__Task to carry out__
List, from the lines below, each one with "name" in it.
-- start Input data --
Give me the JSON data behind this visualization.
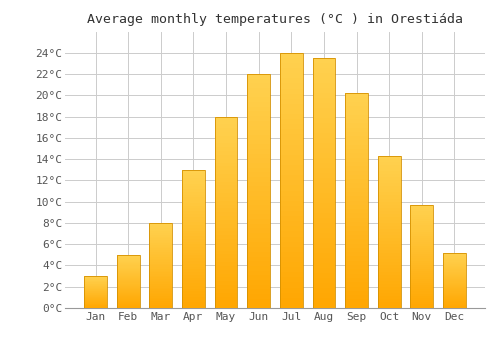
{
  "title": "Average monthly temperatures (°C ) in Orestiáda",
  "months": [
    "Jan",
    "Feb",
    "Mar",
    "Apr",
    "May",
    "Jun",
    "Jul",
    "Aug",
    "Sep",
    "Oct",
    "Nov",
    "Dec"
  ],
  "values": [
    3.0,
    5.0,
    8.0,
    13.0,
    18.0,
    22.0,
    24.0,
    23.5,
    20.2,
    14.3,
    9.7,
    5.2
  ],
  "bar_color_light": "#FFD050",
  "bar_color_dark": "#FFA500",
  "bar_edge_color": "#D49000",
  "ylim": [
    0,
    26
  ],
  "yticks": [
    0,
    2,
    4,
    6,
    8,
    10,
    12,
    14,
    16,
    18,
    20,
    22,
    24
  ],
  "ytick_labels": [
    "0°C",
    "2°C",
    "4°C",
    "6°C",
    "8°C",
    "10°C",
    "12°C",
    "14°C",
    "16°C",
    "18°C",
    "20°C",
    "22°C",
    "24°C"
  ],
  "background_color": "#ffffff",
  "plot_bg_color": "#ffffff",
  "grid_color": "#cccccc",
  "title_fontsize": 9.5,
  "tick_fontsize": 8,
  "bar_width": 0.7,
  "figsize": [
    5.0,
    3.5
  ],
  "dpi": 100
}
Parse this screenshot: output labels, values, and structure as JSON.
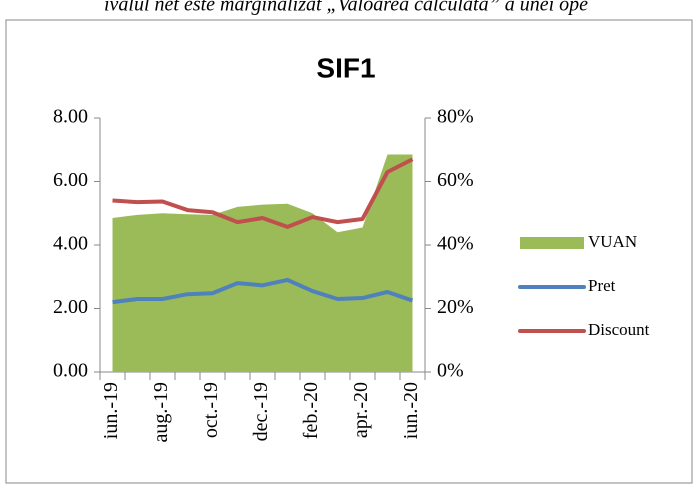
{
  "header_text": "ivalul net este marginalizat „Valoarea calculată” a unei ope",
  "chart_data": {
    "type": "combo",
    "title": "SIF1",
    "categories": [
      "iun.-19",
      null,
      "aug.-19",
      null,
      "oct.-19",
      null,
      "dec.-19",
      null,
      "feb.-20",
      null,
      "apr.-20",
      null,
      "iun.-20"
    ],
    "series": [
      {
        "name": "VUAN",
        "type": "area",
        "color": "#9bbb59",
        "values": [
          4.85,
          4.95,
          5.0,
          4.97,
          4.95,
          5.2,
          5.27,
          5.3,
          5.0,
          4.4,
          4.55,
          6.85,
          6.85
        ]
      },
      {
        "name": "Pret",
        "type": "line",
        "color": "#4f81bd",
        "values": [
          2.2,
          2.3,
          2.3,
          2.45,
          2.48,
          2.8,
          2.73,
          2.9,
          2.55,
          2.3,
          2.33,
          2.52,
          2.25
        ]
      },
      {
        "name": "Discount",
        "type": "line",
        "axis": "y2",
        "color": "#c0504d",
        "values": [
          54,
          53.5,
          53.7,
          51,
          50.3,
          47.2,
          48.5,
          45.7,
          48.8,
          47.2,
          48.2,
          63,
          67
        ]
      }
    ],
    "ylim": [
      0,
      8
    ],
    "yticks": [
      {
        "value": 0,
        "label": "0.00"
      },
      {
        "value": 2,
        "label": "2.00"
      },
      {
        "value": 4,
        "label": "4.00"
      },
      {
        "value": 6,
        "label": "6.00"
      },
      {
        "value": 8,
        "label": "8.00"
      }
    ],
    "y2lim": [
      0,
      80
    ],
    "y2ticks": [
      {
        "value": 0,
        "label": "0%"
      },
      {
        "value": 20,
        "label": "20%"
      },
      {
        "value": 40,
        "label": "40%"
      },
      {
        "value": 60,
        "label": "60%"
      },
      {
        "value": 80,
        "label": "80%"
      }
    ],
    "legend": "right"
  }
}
-- end Input data --
-- start Input data --
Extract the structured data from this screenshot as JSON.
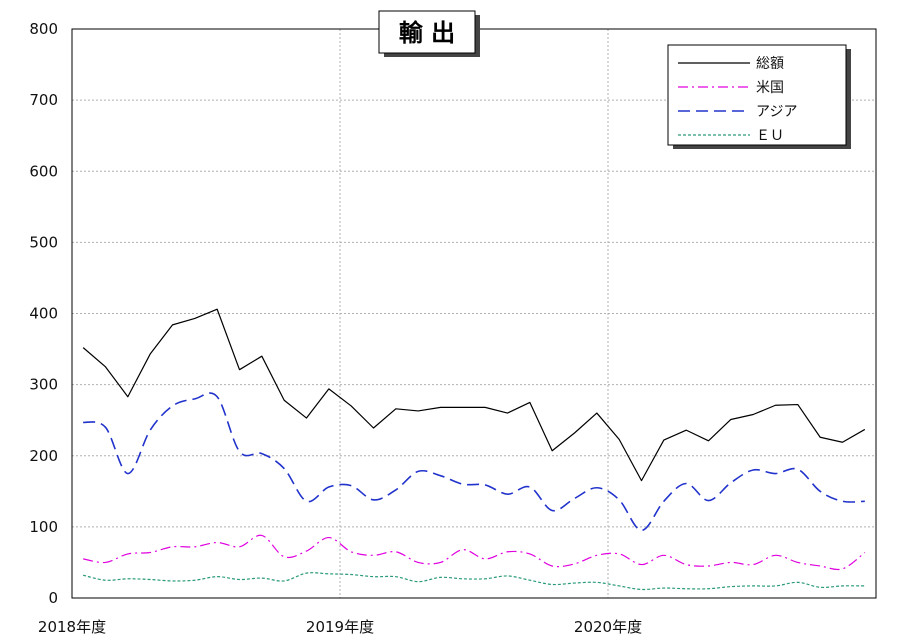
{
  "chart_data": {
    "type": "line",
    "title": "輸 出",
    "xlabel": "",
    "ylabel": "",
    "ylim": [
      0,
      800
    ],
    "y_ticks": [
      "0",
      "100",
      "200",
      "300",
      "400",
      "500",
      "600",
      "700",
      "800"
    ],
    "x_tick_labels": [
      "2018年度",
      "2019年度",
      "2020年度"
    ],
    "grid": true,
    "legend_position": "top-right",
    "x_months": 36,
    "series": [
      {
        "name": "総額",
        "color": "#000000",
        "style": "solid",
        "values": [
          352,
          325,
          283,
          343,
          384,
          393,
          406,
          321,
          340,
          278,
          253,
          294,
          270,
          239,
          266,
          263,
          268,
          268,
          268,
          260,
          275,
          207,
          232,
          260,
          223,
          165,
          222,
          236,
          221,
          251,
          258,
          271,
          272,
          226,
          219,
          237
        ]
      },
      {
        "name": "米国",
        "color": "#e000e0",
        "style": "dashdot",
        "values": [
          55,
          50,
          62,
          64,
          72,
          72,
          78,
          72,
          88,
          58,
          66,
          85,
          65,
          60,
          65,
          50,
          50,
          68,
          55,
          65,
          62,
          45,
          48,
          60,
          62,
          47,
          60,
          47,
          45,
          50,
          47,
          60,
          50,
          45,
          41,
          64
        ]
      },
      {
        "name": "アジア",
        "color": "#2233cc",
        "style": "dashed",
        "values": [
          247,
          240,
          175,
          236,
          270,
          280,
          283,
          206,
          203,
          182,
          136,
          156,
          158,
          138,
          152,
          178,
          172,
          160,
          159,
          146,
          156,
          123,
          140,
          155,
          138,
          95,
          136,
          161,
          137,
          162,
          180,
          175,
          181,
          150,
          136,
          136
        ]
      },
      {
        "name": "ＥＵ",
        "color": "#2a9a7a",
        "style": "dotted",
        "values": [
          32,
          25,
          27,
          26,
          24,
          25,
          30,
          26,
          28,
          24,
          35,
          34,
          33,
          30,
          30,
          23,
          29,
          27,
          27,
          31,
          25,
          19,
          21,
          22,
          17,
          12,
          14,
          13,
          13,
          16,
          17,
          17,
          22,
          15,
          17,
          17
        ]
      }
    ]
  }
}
-- end Input data --
__Output for this task__
        "name": "VUAN",
        "name": "Pret",
        "name": "Discount",
        "name": "総額",
        "name": "米国",
        "name": "アジア",
        "name": "ＥＵ",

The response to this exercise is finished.